— Work to do —
Please print every record below exactly as it appears.

— Data supplied —
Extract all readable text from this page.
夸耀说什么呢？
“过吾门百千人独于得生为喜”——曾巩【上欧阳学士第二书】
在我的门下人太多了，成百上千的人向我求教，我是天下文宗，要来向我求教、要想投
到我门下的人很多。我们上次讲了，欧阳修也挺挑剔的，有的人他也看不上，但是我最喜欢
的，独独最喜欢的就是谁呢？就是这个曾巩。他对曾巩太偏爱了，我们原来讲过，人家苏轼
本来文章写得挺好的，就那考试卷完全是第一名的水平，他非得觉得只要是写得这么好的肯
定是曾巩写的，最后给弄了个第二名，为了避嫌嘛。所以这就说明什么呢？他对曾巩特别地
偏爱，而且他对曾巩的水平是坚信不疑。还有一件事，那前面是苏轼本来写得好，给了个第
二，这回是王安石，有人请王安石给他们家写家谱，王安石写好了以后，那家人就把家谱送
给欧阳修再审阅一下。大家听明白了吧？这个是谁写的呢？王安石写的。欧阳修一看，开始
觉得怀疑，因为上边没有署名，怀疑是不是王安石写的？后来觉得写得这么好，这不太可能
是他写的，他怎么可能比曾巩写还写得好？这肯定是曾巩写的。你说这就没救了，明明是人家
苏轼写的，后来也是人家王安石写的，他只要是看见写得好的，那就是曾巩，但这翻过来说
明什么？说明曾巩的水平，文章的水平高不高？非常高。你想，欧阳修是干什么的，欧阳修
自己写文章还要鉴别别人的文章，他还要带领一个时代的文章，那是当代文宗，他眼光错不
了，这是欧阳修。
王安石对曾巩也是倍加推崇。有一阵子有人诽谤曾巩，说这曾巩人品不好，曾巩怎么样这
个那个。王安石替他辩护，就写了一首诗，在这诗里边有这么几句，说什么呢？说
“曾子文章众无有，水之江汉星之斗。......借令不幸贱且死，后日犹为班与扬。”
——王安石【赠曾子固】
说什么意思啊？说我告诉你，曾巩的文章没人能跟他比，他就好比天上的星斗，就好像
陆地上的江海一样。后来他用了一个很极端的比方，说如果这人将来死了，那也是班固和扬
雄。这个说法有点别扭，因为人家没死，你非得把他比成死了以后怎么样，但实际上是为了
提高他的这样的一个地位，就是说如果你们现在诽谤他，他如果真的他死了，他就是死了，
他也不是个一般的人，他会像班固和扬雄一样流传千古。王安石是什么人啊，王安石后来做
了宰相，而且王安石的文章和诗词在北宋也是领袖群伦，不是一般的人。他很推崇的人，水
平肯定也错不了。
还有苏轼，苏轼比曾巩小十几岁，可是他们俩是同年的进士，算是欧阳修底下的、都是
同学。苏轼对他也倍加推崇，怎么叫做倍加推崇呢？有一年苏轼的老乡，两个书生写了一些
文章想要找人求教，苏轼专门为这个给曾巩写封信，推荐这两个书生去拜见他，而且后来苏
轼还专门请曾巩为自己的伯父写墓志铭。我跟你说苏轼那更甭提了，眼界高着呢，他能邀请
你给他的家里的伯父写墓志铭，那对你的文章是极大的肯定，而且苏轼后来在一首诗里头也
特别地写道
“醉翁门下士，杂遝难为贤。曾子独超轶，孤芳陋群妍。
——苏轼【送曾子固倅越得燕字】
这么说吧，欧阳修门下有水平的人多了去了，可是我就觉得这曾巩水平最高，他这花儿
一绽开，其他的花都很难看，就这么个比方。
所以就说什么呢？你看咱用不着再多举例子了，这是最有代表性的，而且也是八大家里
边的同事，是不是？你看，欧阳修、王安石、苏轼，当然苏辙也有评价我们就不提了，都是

— The output —
Extract all readable text from this page.
夸耀说什么呢？
“过吾门百千人独于得生为喜”——曾巩【上欧阳学士第二书】
在我的门下人太多了，成百上千的人向我求教，我是天下文宗，要来向我求教、要想投
到我门下的人很多。我们上次讲了，欧阳修也挺挑剔的，有的人他也看不上，但是我最喜欢
的，独独最喜欢的就是谁呢？就是这个曾巩。他对曾巩太偏爱了，我们原来讲过，人家苏轼
本来文章写得挺好的，就那考试卷完全是第一名的水平，他非得觉得只要是写得这么好的肯
定是曾巩写的，最后给弄了个第二名，为了避嫌嘛。所以这就说明什么呢？他对曾巩特别地
偏爱，而且他对曾巩的水平是坚信不疑。还有一件事，那前面是苏轼本来写得好，给了个第
二，这回是王安石，有人请王安石给他们家写家谱，王安石写好了以后，那家人就把家谱送
给欧阳修再审阅一下。大家听明白了吧？这个是谁写的呢？王安石写的。欧阳修一看，开始
觉得怀疑，因为上边没有署名，怀疑是不是王安石写的？后来觉得写得这么好，这不太可能
是他写的，他怎么可能比曾巩写还写得好？这肯定是曾巩写的。你说这就没救了，明明是人家
苏轼写的，后来也是人家王安石写的，他只要是看见写得好的，那就是曾巩，但这翻过来说
明什么？说明曾巩的水平，文章的水平高不高？非常高。你想，欧阳修是干什么的，欧阳修
自己写文章还要鉴别别人的文章，他还要带领一个时代的文章，那是当代文宗，他眼光错不
了，这是欧阳修。
王安石对曾巩也是倍加推崇。有一阵子有人诽谤曾巩，说这曾巩人品不好，曾巩怎么样这
个那个。王安石替他辩护，就写了一首诗，在这诗里边有这么几句，说什么呢？说
“曾子文章众无有，水之江汉星之斗。......借令不幸贱且死，后日犹为班与扬。”
——王安石【赠曾子固】
说什么意思啊？说我告诉你，曾巩的文章没人能跟他比，他就好比天上的星斗，就好像
陆地上的江海一样。后来他用了一个很极端的比方，说如果这人将来死了，那也是班固和扬
雄。这个说法有点别扭，因为人家没死，你非得把他比成死了以后怎么样，但实际上是为了
提高他的这样的一个地位，就是说如果你们现在诽谤他，他如果真的他死了，他就是死了，
他也不是个一般的人，他会像班固和扬雄一样流传千古。王安石是什么人啊，王安石后来做
了宰相，而且王安石的文章和诗词在北宋也是领袖群伦，不是一般的人。他很推崇的人，水
平肯定也错不了。
还有苏轼，苏轼比曾巩小十几岁，可是他们俩是同年的进士，算是欧阳修底下的、都是
同学。苏轼对他也倍加推崇，怎么叫做倍加推崇呢？有一年苏轼的老乡，两个书生写了一些
文章想要找人求教，苏轼专门为这个给曾巩写封信，推荐这两个书生去拜见他，而且后来苏
轼还专门请曾巩为自己的伯父写墓志铭。我跟你说苏轼那更甭提了，眼界高着呢，他能邀请
你给他的家里的伯父写墓志铭，那对你的文章是极大的肯定，而且苏轼后来在一首诗里头也
特别地写道
“醉翁门下士，杂遝难为贤。曾子独超轶，孤芳陋群妍。
——苏轼【送曾子固倅越得燕字】
这么说吧，欧阳修门下有水平的人多了去了，可是我就觉得这曾巩水平最高，他这花儿
一绽开，其他的花都很难看，就这么个比方。
所以就说什么呢？你看咱用不着再多举例子了，这是最有代表性的，而且也是八大家里
边的同事，是不是？你看，欧阳修、王安石、苏轼，当然苏辙也有评价我们就不提了，都是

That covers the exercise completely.